Exercise objective: Exactly reproduce each line of the listing that follows.

[BEGIN]

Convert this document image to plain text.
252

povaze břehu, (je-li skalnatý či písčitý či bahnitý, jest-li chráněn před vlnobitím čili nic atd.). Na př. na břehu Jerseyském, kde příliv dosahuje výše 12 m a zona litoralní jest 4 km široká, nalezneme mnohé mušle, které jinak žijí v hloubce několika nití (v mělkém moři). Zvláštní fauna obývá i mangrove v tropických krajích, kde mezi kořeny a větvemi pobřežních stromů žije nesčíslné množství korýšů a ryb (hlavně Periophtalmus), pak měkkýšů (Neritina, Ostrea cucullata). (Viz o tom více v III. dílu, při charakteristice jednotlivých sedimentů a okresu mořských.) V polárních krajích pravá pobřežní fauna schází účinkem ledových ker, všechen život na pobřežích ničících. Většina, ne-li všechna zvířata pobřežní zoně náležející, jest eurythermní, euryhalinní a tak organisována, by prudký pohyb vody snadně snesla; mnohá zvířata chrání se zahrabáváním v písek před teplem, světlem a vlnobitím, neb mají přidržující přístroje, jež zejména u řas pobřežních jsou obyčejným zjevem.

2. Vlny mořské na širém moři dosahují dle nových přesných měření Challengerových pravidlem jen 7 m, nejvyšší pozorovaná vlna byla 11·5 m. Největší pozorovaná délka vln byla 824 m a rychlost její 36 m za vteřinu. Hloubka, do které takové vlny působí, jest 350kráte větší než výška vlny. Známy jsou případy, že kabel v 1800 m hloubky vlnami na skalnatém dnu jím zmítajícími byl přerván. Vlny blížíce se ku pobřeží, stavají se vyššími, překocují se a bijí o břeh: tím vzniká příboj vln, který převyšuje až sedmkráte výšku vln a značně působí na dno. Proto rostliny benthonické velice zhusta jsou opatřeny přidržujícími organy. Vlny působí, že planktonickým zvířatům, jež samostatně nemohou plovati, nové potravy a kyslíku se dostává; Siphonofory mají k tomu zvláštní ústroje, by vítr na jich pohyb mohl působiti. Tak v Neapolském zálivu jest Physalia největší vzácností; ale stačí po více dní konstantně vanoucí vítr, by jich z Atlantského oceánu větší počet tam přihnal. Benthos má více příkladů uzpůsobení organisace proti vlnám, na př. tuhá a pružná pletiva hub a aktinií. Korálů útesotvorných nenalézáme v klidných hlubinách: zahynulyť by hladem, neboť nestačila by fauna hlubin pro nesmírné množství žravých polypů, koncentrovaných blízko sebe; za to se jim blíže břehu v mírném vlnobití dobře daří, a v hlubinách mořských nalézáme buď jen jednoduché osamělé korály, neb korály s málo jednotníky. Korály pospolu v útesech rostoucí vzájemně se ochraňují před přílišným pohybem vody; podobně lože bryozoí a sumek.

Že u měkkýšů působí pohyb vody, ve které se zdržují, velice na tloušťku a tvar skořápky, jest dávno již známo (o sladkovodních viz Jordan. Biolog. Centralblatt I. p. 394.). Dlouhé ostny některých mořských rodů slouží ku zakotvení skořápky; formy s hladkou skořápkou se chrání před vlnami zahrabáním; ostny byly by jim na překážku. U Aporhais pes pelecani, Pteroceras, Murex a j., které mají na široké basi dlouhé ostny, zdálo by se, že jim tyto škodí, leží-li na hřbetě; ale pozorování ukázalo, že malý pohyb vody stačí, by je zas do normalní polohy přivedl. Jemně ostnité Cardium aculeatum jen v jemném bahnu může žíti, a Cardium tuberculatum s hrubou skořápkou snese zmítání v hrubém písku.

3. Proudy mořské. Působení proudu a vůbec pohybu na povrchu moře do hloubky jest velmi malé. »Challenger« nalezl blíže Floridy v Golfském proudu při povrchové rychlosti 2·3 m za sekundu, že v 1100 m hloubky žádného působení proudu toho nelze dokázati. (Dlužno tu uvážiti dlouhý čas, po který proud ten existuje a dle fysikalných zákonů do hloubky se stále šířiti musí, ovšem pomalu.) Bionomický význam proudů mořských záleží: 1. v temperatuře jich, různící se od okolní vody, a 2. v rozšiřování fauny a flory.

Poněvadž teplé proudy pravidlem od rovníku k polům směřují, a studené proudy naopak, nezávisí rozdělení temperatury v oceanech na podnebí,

[END]

Written solution:
Convert this document image to plain text.
252

povaze břehu, (je-li skalnatý či písčitý či bahnitý, jest-li chráněn před vlnobitím čili nic atd.). Na př. na břehu Jerseyském, kde příliv dosahuje výše 12 m a zona litoralní jest 4 km široká, nalezneme mnohé mušle, které jinak žijí v hloubce několika nití (v mělkém moři). Zvláštní fauna obývá i mangrove v tropických krajích, kde mezi kořeny a větvemi pobřežních stromů žije nesčíslné množství korýšů a ryb (hlavně Periophtalmus), pak měkkýšů (Neritina, Ostrea cucullata). (Viz o tom více v III. dílu, při charakteristice jednotlivých sedimentů a okresu mořských.) V polárních krajích pravá pobřežní fauna schází účinkem ledových ker, všechen život na pobřežích ničících. Většina, ne-li všechna zvířata pobřežní zoně náležející, jest eurythermní, euryhalinní a tak organisována, by prudký pohyb vody snadně snesla; mnohá zvířata chrání se zahrabáváním v písek před teplem, světlem a vlnobitím, neb mají přidržující přístroje, jež zejména u řas pobřežních jsou obyčejným zjevem.

2. Vlny mořské na širém moři dosahují dle nových přesných měření Challengerových pravidlem jen 7 m, nejvyšší pozorovaná vlna byla 11·5 m. Největší pozorovaná délka vln byla 824 m a rychlost její 36 m za vteřinu. Hloubka, do které takové vlny působí, jest 350kráte větší než výška vlny. Známy jsou případy, že kabel v 1800 m hloubky vlnami na skalnatém dnu jím zmítajícími byl přerván. Vlny blížíce se ku pobřeží, stavají se vyššími, překocují se a bijí o břeh: tím vzniká příboj vln, který převyšuje až sedmkráte výšku vln a značně působí na dno. Proto rostliny benthonické velice zhusta jsou opatřeny přidržujícími organy. Vlny působí, že planktonickým zvířatům, jež samostatně nemohou plovati, nové potravy a kyslíku se dostává; Siphonofory mají k tomu zvláštní ústroje, by vítr na jich pohyb mohl působiti. Tak v Neapolském zálivu jest Physalia největší vzácností; ale stačí po více dní konstantně vanoucí vítr, by jich z Atlantského oceánu větší počet tam přihnal. Benthos má více příkladů uzpůsobení organisace proti vlnám, na př. tuhá a pružná pletiva hub a aktinií. Korálů útesotvorných nenalézáme v klidných hlubinách: zahynulyť by hladem, neboť nestačila by fauna hlubin pro nesmírné množství žravých polypů, koncentrovaných blízko sebe; za to se jim blíže břehu v mírném vlnobití dobře daří, a v hlubinách mořských nalézáme buď jen jednoduché osamělé korály, neb korály s málo jednotníky. Korály pospolu v útesech rostoucí vzájemně se ochraňují před přílišným pohybem vody; podobně lože bryozoí a sumek.

Že u měkkýšů působí pohyb vody, ve které se zdržují, velice na tloušťku a tvar skořápky, jest dávno již známo (o sladkovodních viz Jordan. Biolog. Centralblatt I. p. 394.). Dlouhé ostny některých mořských rodů slouží ku zakotvení skořápky; formy s hladkou skořápkou se chrání před vlnami zahrabáním; ostny byly by jim na překážku. U Aporhais pes pelecani, Pteroceras, Murex a j., které mají na široké basi dlouhé ostny, zdálo by se, že jim tyto škodí, leží-li na hřbetě; ale pozorování ukázalo, že malý pohyb vody stačí, by je zas do normalní polohy přivedl. Jemně ostnité Cardium aculeatum jen v jemném bahnu může žíti, a Cardium tuberculatum s hrubou skořápkou snese zmítání v hrubém písku.

3. Proudy mořské. Působení proudu a vůbec pohybu na povrchu moře do hloubky jest velmi malé. »Challenger« nalezl blíže Floridy v Golfském proudu při povrchové rychlosti 2·3 m za sekundu, že v 1100 m hloubky žádného působení proudu toho nelze dokázati. (Dlužno tu uvážiti dlouhý čas, po který proud ten existuje a dle fysikalných zákonů do hloubky se stále šířiti musí, ovšem pomalu.) Bionomický význam proudů mořských záleží: 1. v temperatuře jich, různící se od okolní vody, a 2. v rozšiřování fauny a flory.

Poněvadž teplé proudy pravidlem od rovníku k polům směřují, a studené proudy naopak, nezávisí rozdělení temperatury v oceanech na podnebí,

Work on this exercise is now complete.